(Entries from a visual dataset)
------

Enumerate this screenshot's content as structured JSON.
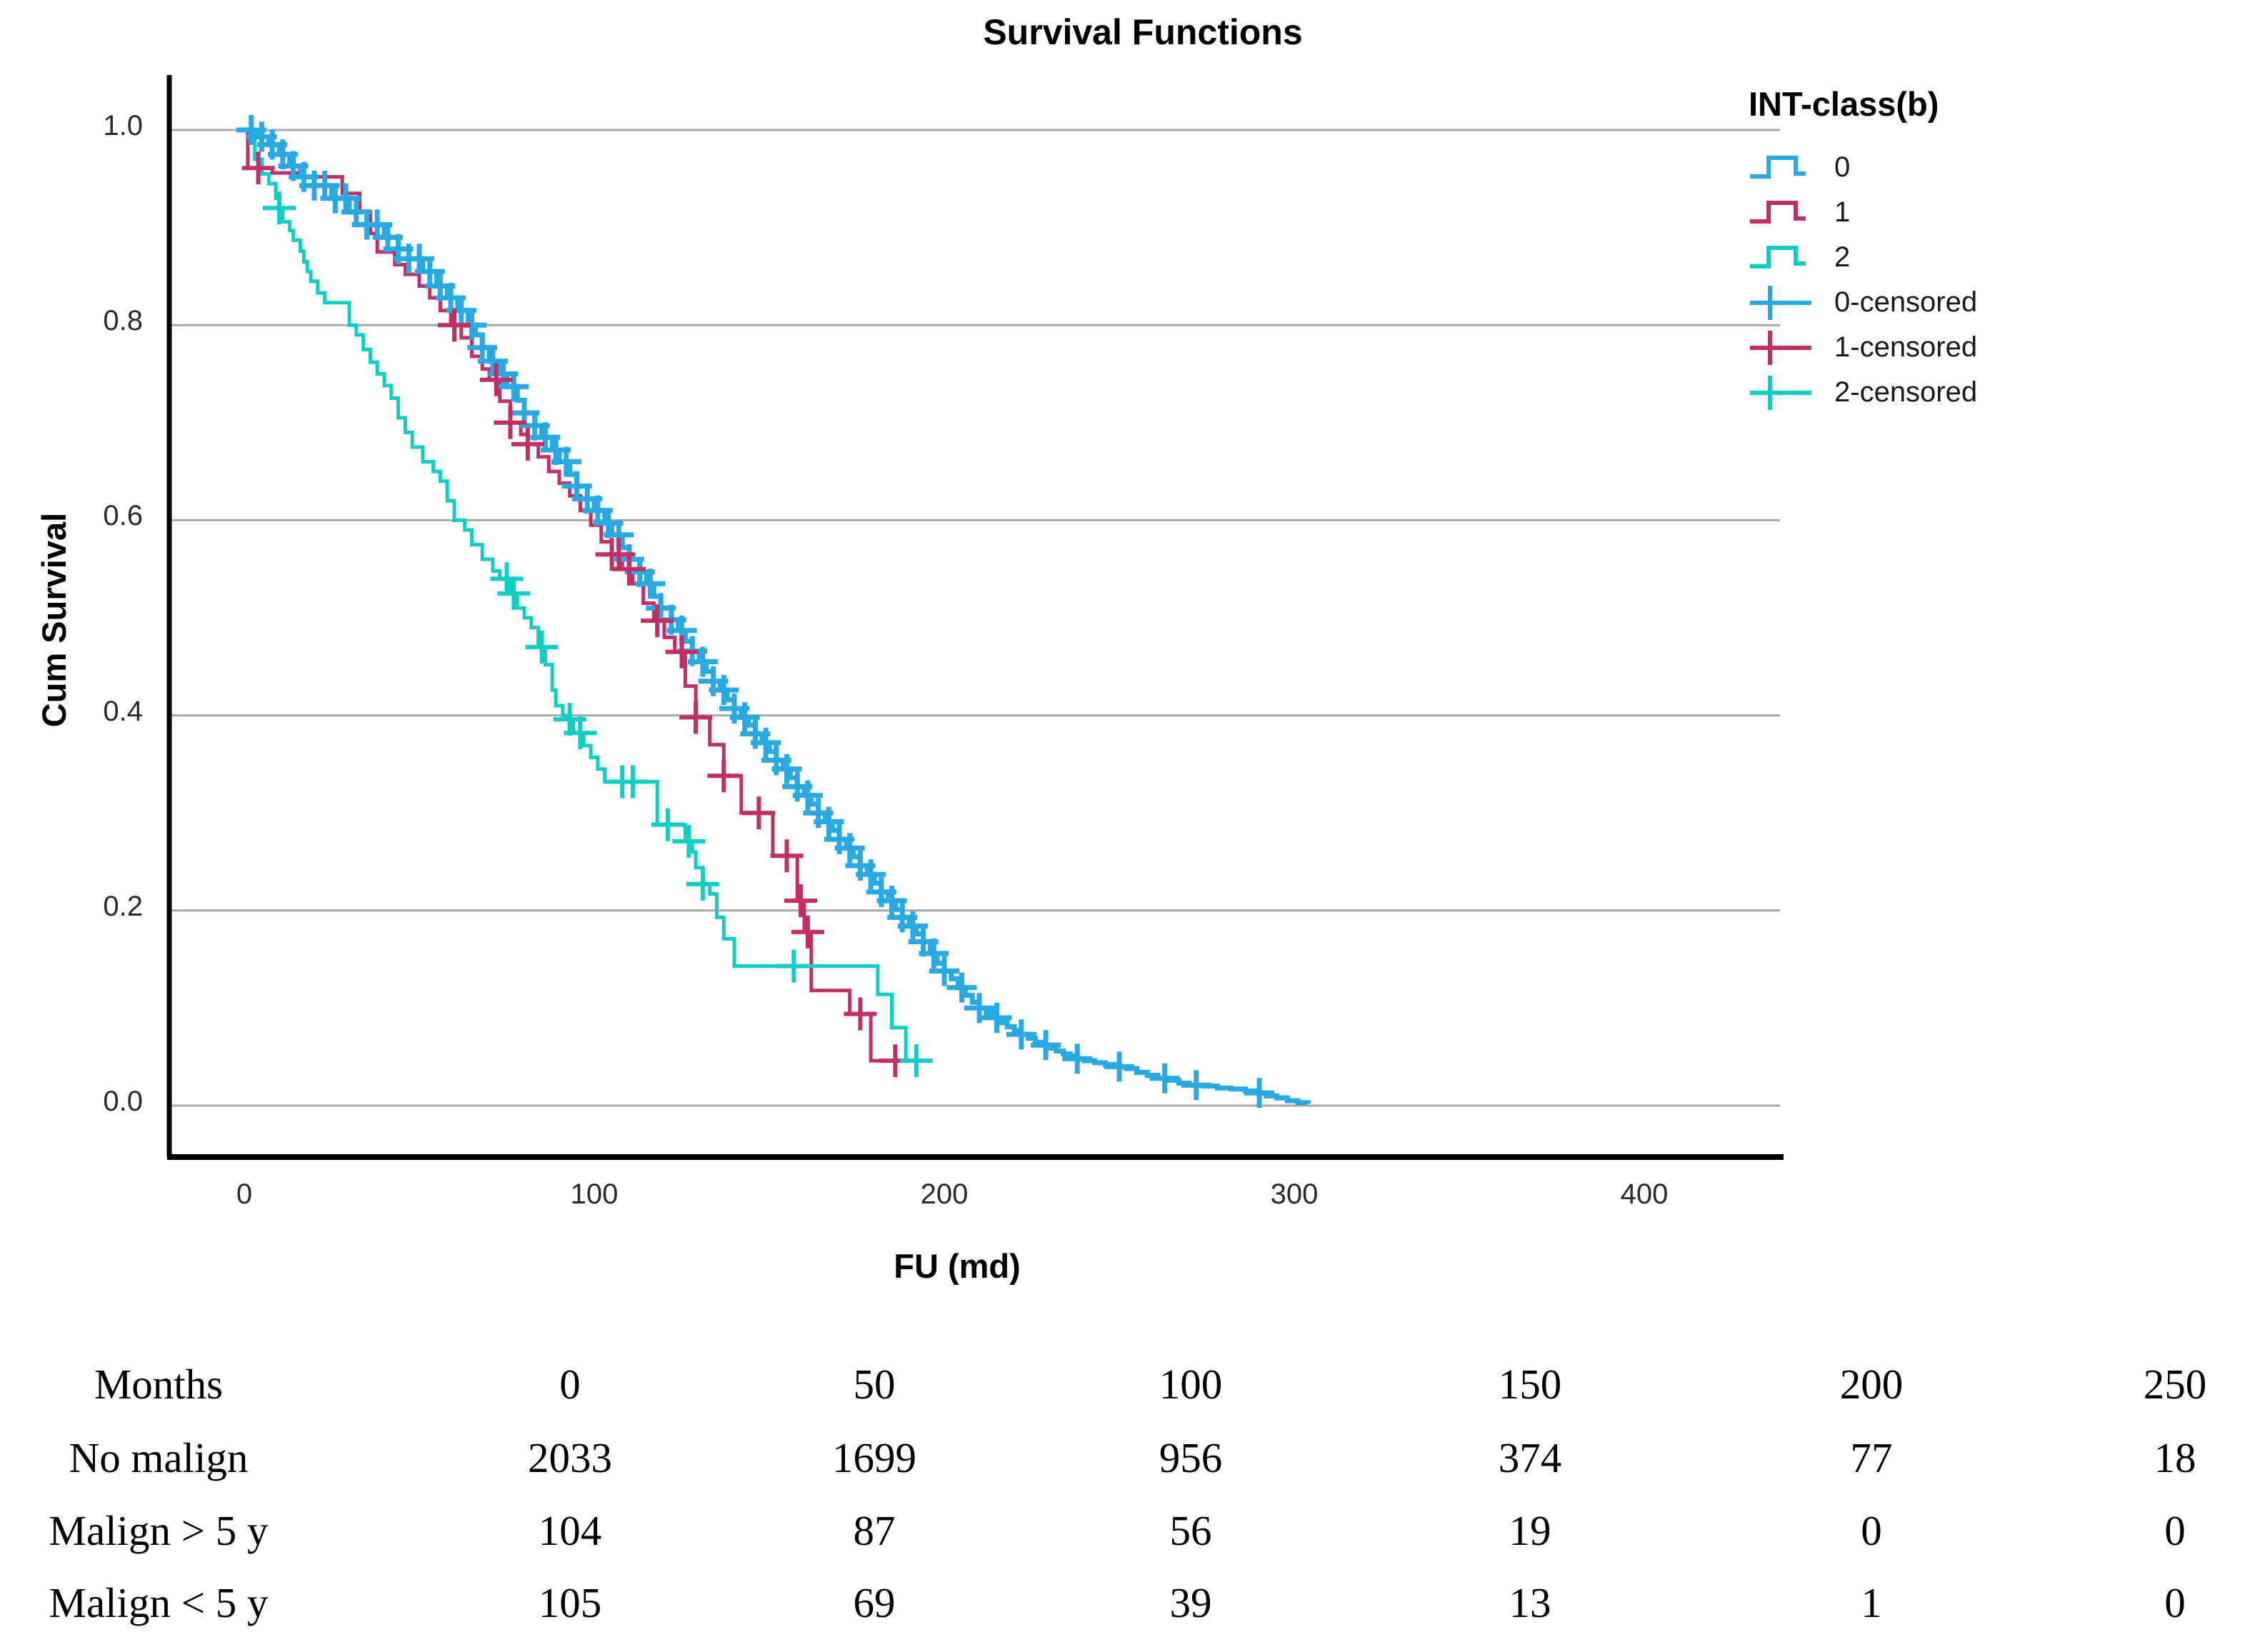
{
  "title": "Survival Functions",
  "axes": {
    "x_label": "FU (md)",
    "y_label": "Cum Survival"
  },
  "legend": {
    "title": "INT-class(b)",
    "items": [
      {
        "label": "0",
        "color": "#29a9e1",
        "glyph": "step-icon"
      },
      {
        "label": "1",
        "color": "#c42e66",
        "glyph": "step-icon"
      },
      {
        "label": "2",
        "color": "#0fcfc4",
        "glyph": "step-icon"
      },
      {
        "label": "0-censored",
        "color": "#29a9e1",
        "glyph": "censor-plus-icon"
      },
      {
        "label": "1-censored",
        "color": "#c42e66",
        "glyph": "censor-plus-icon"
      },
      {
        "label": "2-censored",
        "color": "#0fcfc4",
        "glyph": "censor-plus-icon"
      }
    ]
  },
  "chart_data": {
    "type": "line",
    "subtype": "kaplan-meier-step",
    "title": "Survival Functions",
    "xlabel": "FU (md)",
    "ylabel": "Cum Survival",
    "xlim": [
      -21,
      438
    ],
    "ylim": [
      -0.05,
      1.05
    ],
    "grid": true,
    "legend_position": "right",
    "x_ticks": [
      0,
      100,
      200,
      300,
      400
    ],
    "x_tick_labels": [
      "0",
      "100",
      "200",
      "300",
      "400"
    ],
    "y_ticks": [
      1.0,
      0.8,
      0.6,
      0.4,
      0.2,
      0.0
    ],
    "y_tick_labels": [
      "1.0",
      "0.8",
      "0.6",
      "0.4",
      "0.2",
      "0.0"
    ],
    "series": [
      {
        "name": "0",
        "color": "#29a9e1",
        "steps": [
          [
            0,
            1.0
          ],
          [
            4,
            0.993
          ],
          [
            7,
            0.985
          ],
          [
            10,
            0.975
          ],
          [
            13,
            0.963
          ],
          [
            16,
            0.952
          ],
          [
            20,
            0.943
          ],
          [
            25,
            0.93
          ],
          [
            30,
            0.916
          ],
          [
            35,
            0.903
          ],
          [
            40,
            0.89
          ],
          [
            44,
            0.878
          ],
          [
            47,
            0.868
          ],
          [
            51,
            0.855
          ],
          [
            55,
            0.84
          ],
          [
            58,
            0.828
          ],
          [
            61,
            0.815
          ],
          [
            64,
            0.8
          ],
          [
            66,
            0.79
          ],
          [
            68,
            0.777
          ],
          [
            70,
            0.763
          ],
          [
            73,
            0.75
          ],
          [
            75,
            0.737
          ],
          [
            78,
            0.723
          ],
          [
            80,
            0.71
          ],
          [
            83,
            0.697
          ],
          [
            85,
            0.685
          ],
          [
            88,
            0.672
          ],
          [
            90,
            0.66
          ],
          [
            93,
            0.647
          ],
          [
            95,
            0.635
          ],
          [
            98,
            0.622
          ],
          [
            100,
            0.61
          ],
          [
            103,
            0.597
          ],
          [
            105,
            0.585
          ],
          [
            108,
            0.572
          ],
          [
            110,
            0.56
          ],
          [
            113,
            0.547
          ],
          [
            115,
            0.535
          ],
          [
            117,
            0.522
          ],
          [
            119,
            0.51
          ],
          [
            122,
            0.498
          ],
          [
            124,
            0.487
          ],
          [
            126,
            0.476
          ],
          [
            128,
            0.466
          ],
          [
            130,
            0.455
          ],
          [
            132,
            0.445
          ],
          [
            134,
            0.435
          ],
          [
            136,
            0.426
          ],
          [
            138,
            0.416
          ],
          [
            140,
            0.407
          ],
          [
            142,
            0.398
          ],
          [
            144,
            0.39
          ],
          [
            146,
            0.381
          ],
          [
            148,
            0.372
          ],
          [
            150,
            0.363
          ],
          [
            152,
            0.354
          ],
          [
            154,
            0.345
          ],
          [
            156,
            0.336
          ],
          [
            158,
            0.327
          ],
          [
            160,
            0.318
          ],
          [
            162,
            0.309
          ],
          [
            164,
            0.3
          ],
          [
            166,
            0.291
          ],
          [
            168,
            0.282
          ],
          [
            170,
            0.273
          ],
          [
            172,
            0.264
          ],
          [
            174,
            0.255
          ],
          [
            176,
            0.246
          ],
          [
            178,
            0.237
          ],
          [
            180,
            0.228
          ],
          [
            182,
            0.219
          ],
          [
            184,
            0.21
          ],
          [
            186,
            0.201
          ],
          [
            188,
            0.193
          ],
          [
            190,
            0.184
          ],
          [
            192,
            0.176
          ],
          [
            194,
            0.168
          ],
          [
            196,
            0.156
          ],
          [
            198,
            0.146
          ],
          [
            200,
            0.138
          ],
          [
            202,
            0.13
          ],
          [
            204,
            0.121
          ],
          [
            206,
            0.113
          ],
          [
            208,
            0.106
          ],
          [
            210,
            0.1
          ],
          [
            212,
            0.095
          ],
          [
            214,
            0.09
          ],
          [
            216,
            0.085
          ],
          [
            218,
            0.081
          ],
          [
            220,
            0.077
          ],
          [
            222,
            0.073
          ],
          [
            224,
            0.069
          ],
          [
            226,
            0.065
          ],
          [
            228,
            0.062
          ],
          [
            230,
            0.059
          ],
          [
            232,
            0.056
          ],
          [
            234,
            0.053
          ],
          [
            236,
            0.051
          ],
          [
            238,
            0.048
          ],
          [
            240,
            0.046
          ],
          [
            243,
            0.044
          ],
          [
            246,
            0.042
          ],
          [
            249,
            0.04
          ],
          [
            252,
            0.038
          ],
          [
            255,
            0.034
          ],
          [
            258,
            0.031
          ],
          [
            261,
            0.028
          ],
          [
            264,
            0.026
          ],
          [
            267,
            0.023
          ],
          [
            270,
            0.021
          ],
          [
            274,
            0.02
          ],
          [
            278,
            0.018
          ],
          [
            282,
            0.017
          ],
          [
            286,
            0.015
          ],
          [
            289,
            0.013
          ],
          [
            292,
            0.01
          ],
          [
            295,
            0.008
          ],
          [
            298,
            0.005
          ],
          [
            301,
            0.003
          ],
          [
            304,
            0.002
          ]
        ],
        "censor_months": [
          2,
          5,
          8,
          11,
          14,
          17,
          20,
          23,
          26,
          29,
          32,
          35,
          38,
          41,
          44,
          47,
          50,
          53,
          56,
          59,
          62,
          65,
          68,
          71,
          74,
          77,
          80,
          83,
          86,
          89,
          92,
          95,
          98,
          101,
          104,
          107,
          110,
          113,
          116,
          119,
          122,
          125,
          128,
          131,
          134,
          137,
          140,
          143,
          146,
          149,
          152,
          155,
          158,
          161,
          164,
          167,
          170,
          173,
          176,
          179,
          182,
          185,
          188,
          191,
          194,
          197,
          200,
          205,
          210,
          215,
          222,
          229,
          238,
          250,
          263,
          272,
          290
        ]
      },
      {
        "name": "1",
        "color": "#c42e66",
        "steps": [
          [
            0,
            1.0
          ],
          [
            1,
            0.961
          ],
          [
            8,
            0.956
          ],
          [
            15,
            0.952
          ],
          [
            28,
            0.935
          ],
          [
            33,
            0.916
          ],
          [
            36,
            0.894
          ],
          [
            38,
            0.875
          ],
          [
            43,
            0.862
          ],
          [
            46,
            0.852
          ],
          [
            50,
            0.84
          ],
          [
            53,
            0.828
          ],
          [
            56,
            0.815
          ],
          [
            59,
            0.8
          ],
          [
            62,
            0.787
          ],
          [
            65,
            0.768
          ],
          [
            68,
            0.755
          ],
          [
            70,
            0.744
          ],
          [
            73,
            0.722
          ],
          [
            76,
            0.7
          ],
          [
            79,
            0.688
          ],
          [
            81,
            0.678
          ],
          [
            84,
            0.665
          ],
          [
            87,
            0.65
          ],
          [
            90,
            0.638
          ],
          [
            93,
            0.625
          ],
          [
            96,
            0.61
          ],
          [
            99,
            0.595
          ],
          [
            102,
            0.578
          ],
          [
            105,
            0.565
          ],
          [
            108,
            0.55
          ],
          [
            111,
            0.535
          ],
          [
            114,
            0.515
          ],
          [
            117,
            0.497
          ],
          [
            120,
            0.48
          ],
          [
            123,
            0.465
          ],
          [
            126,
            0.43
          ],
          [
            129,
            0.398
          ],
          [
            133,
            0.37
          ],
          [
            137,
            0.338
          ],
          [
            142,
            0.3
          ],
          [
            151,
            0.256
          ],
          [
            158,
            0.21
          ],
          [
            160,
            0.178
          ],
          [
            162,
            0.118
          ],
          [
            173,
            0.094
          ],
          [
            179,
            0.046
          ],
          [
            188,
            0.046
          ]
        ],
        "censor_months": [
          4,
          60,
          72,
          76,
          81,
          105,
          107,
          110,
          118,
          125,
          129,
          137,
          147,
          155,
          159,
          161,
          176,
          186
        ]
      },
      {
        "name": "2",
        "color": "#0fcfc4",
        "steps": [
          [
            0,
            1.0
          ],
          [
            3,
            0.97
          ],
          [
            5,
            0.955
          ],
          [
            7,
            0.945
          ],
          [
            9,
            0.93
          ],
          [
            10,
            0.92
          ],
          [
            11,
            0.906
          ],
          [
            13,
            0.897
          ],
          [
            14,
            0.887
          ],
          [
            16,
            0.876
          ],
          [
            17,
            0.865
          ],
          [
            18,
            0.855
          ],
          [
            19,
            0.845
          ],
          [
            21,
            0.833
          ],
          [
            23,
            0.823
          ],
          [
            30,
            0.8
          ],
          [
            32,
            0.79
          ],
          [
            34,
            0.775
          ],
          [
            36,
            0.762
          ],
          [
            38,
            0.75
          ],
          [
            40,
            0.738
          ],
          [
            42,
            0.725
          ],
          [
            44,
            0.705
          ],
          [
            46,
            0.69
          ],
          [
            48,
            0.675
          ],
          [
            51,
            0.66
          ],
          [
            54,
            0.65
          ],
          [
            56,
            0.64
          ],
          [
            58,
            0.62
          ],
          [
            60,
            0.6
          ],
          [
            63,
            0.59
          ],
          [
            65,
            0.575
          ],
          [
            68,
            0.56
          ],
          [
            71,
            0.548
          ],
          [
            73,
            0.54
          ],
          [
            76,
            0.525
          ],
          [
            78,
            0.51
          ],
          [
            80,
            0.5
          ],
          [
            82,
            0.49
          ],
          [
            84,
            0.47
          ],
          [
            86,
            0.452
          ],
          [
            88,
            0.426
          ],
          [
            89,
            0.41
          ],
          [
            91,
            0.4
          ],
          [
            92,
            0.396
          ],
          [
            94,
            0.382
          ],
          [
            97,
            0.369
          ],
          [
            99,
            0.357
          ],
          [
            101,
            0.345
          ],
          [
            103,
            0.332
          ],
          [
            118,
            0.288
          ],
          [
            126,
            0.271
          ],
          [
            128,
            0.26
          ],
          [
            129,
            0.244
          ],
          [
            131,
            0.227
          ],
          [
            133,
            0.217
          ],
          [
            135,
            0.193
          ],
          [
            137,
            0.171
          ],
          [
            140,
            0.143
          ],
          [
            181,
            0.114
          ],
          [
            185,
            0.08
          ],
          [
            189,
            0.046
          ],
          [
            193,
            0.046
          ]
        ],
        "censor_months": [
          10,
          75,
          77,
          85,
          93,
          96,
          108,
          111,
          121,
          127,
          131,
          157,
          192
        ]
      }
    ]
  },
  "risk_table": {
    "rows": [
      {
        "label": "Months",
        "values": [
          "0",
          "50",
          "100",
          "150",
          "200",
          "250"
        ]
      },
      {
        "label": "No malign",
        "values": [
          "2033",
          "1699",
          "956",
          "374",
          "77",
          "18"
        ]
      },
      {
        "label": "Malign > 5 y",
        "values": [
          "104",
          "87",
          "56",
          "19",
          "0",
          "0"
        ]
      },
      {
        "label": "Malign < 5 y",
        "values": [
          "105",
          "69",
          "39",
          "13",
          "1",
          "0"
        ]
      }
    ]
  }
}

------

To be done: From the entries, copy out each line containing the word "Survival".

Result of the task:
  "title": "Survival Functions",
    "y_label": "Cum Survival"
    "title": "Survival Functions",
    "ylabel": "Cum Survival",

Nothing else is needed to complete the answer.